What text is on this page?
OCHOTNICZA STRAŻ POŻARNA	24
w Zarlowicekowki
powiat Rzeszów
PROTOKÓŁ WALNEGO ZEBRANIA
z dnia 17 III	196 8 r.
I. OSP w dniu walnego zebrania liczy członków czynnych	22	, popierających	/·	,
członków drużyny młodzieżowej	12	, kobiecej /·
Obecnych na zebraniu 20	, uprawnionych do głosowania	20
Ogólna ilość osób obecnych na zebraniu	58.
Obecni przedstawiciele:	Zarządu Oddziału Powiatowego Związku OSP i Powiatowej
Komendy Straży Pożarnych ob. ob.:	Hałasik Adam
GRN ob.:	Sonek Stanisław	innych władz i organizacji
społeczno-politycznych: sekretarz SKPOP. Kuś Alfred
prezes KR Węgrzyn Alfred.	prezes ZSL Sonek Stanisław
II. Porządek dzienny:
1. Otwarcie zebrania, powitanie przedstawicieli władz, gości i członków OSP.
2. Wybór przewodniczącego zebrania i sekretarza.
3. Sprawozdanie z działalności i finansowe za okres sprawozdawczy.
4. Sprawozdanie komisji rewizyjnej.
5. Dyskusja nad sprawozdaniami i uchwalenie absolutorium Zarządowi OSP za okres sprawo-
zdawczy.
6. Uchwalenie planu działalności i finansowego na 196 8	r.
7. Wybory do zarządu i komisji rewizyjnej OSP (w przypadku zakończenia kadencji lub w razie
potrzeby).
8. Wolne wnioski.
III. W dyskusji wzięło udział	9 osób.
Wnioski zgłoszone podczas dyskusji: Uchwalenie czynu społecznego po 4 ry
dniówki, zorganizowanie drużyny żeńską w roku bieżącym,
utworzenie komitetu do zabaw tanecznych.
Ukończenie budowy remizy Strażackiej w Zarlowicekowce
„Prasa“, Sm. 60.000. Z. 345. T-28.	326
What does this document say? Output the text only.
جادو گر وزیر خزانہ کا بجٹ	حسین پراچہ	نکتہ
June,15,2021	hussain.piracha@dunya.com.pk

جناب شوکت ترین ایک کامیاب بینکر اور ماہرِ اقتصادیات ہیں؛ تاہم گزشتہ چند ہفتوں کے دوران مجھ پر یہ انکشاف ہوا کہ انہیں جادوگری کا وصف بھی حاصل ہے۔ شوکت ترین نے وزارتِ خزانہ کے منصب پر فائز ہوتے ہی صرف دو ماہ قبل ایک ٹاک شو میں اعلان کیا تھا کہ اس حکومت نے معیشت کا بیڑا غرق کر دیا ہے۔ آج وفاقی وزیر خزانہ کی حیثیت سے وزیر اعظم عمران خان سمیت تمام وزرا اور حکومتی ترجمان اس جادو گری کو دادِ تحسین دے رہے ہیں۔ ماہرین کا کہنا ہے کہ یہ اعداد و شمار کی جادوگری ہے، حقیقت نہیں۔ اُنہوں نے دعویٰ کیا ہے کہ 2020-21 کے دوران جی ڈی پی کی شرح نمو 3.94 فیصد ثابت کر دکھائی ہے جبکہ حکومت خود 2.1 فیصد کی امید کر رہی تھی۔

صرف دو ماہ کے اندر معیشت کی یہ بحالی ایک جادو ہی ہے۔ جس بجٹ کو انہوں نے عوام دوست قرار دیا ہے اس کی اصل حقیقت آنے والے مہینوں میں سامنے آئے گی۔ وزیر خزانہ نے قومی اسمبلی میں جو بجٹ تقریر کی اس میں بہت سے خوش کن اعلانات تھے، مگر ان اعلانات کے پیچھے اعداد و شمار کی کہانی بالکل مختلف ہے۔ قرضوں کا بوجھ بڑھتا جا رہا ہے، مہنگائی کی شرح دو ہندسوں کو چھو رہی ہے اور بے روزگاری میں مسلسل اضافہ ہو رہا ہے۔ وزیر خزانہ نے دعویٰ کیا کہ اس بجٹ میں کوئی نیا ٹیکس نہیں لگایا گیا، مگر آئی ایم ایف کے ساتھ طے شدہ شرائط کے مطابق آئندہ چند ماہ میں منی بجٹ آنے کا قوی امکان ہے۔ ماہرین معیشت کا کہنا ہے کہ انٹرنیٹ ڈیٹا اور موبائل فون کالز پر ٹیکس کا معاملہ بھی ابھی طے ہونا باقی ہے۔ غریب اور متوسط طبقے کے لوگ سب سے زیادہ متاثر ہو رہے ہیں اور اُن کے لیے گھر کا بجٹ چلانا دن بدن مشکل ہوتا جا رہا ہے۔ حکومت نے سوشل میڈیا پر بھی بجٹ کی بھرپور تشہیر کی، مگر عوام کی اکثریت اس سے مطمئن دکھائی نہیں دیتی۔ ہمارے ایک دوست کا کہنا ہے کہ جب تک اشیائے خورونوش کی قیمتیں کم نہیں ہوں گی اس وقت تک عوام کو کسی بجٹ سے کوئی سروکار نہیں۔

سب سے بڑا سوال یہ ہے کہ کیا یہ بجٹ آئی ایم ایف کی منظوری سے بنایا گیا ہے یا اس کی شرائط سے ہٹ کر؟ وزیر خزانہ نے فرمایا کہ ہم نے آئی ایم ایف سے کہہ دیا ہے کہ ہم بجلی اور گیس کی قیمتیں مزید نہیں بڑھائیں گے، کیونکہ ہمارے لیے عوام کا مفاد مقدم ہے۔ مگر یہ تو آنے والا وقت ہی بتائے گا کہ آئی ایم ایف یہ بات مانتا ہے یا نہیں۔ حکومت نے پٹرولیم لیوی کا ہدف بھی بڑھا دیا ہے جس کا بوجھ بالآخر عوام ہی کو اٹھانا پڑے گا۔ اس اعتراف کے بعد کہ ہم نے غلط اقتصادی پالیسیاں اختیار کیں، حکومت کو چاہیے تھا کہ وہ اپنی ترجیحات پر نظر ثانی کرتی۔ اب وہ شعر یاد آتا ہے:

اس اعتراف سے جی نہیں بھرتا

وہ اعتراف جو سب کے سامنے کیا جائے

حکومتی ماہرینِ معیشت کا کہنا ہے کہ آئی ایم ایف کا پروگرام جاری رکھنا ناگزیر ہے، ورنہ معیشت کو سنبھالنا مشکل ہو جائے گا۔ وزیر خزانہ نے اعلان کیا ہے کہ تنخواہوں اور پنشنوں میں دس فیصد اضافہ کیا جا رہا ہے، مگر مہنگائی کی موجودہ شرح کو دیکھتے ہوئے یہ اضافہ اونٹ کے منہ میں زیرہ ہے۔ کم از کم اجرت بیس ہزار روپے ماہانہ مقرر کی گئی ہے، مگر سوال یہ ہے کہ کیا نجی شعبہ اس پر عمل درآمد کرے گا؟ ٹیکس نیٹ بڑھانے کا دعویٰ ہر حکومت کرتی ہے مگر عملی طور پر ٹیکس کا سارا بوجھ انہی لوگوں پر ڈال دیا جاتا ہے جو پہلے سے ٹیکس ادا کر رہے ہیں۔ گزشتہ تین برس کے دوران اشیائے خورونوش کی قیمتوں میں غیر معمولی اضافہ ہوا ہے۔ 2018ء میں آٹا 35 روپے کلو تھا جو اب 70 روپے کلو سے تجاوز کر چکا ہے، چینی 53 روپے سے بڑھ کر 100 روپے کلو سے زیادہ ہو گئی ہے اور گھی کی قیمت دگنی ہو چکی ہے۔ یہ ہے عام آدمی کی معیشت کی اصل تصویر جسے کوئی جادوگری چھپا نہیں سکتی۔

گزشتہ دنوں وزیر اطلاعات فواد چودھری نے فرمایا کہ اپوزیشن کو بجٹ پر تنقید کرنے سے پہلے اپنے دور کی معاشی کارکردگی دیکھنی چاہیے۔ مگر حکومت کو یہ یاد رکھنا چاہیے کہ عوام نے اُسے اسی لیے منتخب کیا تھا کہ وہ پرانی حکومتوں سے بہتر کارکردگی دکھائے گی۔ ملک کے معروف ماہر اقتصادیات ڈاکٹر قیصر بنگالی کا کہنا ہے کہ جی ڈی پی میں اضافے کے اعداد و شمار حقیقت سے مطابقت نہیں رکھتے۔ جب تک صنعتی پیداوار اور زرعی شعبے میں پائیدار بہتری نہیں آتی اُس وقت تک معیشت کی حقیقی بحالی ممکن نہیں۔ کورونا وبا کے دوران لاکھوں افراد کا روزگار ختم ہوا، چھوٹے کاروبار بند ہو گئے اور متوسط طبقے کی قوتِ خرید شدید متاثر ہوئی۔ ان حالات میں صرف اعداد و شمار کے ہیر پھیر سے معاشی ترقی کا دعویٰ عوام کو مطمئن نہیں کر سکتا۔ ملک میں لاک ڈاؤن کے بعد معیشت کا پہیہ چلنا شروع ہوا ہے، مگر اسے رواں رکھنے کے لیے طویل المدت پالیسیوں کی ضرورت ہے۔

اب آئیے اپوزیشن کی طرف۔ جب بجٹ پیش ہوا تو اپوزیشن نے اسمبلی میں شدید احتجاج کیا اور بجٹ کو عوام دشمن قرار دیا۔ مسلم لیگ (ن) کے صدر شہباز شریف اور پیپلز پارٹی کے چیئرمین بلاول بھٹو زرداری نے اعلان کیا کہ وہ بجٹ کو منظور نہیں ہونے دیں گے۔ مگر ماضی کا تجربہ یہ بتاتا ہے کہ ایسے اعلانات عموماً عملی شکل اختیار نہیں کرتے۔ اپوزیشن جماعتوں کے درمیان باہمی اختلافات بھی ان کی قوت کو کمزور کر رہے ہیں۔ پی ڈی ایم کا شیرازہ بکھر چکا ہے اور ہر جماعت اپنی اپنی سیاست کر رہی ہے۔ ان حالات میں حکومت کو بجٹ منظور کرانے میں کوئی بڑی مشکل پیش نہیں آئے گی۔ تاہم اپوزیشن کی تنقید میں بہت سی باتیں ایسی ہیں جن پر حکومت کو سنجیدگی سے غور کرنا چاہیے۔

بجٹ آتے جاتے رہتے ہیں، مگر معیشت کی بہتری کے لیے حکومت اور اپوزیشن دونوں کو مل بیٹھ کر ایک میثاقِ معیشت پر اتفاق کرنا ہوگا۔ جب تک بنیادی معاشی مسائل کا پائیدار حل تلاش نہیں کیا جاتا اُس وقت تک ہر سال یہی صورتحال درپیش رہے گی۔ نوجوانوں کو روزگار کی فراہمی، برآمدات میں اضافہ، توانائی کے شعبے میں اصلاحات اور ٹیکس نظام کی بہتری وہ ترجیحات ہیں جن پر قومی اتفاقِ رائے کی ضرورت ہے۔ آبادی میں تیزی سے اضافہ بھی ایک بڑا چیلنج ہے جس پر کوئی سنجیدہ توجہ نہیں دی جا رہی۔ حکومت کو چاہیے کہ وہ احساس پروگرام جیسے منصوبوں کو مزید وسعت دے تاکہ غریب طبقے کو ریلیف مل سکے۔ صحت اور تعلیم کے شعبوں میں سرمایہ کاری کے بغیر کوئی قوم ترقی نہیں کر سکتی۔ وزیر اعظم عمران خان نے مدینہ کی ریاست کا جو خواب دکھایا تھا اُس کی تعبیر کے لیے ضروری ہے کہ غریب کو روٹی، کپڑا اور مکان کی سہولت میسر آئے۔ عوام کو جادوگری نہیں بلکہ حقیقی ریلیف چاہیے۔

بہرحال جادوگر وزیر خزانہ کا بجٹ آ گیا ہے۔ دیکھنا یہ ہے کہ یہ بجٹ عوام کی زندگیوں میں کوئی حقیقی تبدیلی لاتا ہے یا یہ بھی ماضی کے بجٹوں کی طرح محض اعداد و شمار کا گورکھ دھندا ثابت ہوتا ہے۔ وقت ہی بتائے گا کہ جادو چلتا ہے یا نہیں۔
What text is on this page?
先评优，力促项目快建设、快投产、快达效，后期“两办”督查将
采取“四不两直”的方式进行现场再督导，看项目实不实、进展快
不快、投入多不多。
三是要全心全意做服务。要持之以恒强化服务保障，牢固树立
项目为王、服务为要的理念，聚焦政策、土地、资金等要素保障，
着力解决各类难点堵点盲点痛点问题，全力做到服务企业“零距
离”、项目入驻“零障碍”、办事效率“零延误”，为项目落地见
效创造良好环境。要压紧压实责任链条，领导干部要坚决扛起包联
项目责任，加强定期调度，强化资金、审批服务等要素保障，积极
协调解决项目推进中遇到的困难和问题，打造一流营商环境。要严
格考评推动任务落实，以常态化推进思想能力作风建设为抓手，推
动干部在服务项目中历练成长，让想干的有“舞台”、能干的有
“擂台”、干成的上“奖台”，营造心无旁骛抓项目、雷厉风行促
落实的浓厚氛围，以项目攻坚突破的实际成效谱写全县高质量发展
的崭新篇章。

DIRECTIONS — Pick every line with "Alfred" in it and copy it.

PROBLEM SOLUTION —
społeczno-politycznych: sekretarz SKPOP. Kuś Alfred
prezes KR Węgrzyn Alfred.	prezes ZSL Sonek Stanisław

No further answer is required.